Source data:
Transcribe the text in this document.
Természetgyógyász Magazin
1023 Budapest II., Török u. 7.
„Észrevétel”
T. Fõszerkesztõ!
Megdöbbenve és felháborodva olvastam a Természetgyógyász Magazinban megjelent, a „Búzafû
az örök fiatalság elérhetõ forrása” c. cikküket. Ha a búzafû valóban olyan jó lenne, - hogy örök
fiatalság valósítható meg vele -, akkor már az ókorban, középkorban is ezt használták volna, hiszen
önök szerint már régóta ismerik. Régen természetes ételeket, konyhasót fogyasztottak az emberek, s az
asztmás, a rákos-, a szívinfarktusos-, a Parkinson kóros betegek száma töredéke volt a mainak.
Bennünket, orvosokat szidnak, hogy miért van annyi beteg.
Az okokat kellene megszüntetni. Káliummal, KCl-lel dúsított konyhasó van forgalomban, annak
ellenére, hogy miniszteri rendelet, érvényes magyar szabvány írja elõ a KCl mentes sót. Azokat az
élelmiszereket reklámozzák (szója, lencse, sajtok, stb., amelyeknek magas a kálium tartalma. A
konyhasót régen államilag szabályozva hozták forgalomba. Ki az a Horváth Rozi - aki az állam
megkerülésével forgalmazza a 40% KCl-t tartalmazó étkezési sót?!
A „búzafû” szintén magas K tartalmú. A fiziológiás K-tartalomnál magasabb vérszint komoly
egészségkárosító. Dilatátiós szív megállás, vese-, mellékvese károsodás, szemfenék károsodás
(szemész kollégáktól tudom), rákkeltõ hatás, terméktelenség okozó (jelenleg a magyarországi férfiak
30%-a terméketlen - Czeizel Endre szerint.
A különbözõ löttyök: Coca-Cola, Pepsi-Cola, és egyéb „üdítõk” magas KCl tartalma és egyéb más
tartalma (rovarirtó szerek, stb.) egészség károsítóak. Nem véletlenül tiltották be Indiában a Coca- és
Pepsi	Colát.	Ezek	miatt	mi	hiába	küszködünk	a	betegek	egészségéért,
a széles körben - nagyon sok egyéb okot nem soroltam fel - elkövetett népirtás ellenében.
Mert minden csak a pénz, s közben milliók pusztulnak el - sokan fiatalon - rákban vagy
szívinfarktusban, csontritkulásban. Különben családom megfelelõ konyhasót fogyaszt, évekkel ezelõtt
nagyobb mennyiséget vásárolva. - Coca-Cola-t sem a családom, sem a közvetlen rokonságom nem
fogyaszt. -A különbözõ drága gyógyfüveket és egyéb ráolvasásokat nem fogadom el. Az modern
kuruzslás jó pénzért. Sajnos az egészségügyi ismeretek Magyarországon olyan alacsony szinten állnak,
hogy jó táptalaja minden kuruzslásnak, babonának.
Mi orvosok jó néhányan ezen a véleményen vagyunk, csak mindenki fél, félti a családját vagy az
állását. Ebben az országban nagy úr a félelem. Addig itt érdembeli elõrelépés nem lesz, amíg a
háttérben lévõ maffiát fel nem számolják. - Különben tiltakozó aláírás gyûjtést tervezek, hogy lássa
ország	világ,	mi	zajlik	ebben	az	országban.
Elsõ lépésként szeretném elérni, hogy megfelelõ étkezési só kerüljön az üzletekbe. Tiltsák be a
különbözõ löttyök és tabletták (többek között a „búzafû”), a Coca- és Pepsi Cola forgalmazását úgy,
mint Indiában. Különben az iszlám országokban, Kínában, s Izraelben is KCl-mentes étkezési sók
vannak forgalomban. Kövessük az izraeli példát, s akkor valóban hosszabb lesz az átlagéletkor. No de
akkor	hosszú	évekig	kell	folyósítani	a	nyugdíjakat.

Requirement:
From the listing above, reproduce all the lines exactly.

Solved exercise:
Transcribe the text in this document.
Természetgyógyász Magazin
1023 Budapest II., Török u. 7.
„Észrevétel”
T. Fõszerkesztõ!
Megdöbbenve és felháborodva olvastam a Természetgyógyász Magazinban megjelent, a „Búzafû
az örök fiatalság elérhetõ forrása” c. cikküket. Ha a búzafû valóban olyan jó lenne, - hogy örök
fiatalság valósítható meg vele -, akkor már az ókorban, középkorban is ezt használták volna, hiszen
önök szerint már régóta ismerik. Régen természetes ételeket, konyhasót fogyasztottak az emberek, s az
asztmás, a rákos-, a szívinfarktusos-, a Parkinson kóros betegek száma töredéke volt a mainak.
Bennünket, orvosokat szidnak, hogy miért van annyi beteg.
Az okokat kellene megszüntetni. Káliummal, KCl-lel dúsított konyhasó van forgalomban, annak
ellenére, hogy miniszteri rendelet, érvényes magyar szabvány írja elõ a KCl mentes sót. Azokat az
élelmiszereket reklámozzák (szója, lencse, sajtok, stb., amelyeknek magas a kálium tartalma. A
konyhasót régen államilag szabályozva hozták forgalomba. Ki az a Horváth Rozi - aki az állam
megkerülésével forgalmazza a 40% KCl-t tartalmazó étkezési sót?!
A „búzafû” szintén magas K tartalmú. A fiziológiás K-tartalomnál magasabb vérszint komoly
egészségkárosító. Dilatátiós szív megállás, vese-, mellékvese károsodás, szemfenék károsodás
(szemész kollégáktól tudom), rákkeltõ hatás, terméktelenség okozó (jelenleg a magyarországi férfiak
30%-a terméketlen - Czeizel Endre szerint.
A különbözõ löttyök: Coca-Cola, Pepsi-Cola, és egyéb „üdítõk” magas KCl tartalma és egyéb más
tartalma (rovarirtó szerek, stb.) egészség károsítóak. Nem véletlenül tiltották be Indiában a Coca- és
Pepsi	Colát.	Ezek	miatt	mi	hiába	küszködünk	a	betegek	egészségéért,
a széles körben - nagyon sok egyéb okot nem soroltam fel - elkövetett népirtás ellenében.
Mert minden csak a pénz, s közben milliók pusztulnak el - sokan fiatalon - rákban vagy
szívinfarktusban, csontritkulásban. Különben családom megfelelõ konyhasót fogyaszt, évekkel ezelõtt
nagyobb mennyiséget vásárolva. - Coca-Cola-t sem a családom, sem a közvetlen rokonságom nem
fogyaszt. -A különbözõ drága gyógyfüveket és egyéb ráolvasásokat nem fogadom el. Az modern
kuruzslás jó pénzért. Sajnos az egészségügyi ismeretek Magyarországon olyan alacsony szinten állnak,
hogy jó táptalaja minden kuruzslásnak, babonának.
Mi orvosok jó néhányan ezen a véleményen vagyunk, csak mindenki fél, félti a családját vagy az
állását. Ebben az országban nagy úr a félelem. Addig itt érdembeli elõrelépés nem lesz, amíg a
háttérben lévõ maffiát fel nem számolják. - Különben tiltakozó aláírás gyûjtést tervezek, hogy lássa
ország	világ,	mi	zajlik	ebben	az	országban.
Elsõ lépésként szeretném elérni, hogy megfelelõ étkezési só kerüljön az üzletekbe. Tiltsák be a
különbözõ löttyök és tabletták (többek között a „búzafû”), a Coca- és Pepsi Cola forgalmazását úgy,
mint Indiában. Különben az iszlám országokban, Kínában, s Izraelben is KCl-mentes étkezési sók
vannak forgalomban. Kövessük az izraeli példát, s akkor valóban hosszabb lesz az átlagéletkor. No de
akkor	hosszú	évekig	kell	folyósítani	a	nyugdíjakat.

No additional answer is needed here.